Task prompt
Each line below should be reproduced without any alteration.

[Source data]
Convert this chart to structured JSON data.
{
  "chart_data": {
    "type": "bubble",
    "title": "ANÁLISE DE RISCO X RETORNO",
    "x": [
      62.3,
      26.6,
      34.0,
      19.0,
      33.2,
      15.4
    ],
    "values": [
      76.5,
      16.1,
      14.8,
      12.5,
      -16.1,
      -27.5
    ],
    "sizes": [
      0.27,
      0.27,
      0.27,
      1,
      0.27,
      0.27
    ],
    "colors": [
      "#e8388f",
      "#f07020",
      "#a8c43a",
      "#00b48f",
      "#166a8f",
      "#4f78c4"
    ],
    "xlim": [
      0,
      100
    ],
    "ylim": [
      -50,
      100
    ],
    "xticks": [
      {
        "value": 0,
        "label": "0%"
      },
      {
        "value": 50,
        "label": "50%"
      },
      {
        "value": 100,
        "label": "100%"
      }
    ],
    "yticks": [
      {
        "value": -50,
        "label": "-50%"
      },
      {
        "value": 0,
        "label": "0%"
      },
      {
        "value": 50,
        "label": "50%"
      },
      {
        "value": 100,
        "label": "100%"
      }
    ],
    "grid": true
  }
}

Task result
Convert this chart to structured JSON data.
{
  "chart_data": {
    "type": "bubble",
    "title": "ANÁLISE DE RISCO X RETORNO",
    "x": [
      62.3,
      26.6,
      34.0,
      19.0,
      33.2,
      15.4
    ],
    "values": [
      76.5,
      16.1,
      14.8,
      12.5,
      -16.1,
      -27.5
    ],
    "sizes": [
      0.27,
      0.27,
      0.27,
      1,
      0.27,
      0.27
    ],
    "colors": [
      "#e8388f",
      "#f07020",
      "#a8c43a",
      "#00b48f",
      "#166a8f",
      "#4f78c4"
    ],
    "xlim": [
      0,
      100
    ],
    "ylim": [
      -50,
      100
    ],
    "xticks": [
      {
        "value": 0,
        "label": "0%"
      },
      {
        "value": 50,
        "label": "50%"
      },
      {
        "value": 100,
        "label": "100%"
      }
    ],
    "yticks": [
      {
        "value": -50,
        "label": "-50%"
      },
      {
        "value": 0,
        "label": "0%"
      },
      {
        "value": 50,
        "label": "50%"
      },
      {
        "value": 100,
        "label": "100%"
      }
    ],
    "grid": true
  }
}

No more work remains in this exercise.